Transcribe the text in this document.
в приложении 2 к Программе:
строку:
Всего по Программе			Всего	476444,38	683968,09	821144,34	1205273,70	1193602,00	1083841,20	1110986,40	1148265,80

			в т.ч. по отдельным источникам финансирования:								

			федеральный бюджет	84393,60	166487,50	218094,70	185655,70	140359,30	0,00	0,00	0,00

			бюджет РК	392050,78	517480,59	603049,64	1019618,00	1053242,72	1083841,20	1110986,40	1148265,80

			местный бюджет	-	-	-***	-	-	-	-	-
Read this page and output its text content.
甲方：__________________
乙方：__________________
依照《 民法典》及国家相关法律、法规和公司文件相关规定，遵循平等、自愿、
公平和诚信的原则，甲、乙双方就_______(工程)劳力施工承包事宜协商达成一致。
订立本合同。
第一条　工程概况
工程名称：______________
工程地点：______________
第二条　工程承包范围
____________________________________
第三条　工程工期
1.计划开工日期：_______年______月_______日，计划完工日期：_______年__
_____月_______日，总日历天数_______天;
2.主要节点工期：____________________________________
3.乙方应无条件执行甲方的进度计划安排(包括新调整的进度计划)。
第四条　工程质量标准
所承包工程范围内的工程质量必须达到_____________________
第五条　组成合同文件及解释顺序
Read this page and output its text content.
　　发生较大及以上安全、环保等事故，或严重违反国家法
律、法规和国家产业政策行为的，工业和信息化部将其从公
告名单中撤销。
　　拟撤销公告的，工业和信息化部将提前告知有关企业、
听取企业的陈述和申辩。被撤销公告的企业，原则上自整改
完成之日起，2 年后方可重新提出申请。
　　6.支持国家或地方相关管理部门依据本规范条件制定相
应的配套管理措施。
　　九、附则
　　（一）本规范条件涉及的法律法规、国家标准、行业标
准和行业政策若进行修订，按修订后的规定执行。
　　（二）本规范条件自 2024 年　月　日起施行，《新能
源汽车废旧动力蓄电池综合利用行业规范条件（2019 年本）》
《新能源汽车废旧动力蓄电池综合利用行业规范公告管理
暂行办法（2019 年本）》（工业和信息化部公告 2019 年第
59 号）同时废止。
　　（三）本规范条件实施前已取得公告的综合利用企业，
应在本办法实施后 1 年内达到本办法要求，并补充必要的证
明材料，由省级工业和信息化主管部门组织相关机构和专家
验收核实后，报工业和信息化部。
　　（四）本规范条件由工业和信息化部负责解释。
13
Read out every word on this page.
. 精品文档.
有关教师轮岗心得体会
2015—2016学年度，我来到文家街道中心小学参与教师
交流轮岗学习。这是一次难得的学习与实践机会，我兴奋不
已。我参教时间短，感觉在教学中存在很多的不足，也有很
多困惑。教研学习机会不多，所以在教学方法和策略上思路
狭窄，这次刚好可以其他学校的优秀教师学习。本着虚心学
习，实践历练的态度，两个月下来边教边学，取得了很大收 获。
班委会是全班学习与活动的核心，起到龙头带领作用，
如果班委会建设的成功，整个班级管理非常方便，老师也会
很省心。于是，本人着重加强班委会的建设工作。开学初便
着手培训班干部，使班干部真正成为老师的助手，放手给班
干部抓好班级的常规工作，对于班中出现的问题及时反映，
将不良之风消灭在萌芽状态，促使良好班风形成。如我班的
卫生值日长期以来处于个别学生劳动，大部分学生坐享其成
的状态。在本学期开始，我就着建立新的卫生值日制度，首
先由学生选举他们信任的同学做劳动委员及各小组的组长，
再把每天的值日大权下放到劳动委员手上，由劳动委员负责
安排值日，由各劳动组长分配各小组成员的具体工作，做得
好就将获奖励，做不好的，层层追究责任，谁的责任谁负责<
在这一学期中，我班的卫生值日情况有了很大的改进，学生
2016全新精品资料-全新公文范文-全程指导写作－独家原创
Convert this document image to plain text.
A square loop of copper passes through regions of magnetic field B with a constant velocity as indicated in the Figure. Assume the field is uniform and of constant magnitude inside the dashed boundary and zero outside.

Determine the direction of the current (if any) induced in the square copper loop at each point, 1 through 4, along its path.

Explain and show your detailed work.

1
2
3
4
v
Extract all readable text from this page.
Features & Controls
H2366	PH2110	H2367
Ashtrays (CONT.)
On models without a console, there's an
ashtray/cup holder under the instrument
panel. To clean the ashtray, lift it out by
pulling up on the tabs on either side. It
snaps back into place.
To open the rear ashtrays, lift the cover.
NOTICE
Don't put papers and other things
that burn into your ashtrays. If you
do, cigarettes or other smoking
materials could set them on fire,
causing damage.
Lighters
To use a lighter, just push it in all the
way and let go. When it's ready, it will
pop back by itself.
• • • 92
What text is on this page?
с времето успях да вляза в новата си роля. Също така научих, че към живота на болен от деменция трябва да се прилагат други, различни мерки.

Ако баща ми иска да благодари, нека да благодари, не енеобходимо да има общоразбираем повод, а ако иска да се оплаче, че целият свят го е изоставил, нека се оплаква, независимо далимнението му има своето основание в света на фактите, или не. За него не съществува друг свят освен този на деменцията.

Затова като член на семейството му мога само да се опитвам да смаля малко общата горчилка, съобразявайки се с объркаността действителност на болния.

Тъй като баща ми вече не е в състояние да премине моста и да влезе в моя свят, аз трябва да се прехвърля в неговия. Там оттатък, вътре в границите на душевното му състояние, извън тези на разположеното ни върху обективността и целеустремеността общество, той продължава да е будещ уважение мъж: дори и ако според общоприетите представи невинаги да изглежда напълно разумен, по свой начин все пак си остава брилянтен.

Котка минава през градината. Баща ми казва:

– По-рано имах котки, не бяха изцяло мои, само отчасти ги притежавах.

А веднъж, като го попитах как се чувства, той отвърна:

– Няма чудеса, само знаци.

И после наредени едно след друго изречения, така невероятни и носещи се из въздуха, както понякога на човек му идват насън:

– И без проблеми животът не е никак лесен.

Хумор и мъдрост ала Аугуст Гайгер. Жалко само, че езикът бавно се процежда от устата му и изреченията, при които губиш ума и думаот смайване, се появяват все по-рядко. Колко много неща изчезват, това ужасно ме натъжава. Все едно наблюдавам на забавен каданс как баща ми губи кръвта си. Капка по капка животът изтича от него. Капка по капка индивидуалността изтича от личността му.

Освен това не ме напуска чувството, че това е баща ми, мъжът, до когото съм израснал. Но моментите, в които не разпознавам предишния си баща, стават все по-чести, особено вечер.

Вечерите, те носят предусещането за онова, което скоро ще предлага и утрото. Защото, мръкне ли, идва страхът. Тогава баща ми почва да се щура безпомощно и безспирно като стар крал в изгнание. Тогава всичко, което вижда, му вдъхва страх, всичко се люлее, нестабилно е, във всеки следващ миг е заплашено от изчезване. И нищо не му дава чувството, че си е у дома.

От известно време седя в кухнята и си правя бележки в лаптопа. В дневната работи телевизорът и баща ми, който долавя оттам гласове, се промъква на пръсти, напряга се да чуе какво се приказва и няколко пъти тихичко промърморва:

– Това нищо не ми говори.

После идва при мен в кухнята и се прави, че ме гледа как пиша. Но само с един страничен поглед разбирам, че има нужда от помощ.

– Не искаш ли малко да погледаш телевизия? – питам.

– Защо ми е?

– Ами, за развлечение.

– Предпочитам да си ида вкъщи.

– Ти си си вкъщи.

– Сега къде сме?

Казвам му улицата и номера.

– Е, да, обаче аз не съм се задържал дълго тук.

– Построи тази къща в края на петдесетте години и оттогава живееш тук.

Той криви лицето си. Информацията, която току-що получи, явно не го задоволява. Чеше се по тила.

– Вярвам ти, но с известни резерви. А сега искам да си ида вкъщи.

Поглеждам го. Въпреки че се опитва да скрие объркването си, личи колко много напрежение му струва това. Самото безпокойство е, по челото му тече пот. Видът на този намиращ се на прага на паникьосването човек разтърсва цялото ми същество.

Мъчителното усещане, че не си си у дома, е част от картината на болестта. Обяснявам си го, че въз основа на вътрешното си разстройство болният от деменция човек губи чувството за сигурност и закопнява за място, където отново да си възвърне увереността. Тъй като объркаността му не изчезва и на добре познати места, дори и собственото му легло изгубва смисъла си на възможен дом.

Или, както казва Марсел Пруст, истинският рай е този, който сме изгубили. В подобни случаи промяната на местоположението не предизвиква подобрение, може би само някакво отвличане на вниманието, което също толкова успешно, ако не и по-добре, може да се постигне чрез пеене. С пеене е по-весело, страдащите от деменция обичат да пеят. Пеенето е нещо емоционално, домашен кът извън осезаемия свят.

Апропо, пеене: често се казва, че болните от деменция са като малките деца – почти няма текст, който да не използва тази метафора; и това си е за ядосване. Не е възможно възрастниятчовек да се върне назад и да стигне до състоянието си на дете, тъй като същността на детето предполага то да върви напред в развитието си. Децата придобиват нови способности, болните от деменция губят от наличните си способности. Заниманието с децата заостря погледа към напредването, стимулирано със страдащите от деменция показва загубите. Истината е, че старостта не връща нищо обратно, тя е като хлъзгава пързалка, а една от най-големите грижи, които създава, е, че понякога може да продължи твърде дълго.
----
Written exercise | Filter the entries down to the lines with the word "through" in them.

Full answer |
A square loop of copper passes through regions of magnetic field B with a constant velocity as indicated in the Figure. Assume the field is uniform and of constant magnitude inside the dashed boundary and zero outside.
Determine the direction of the current (if any) induced in the square copper loop at each point, 1 through 4, along its path.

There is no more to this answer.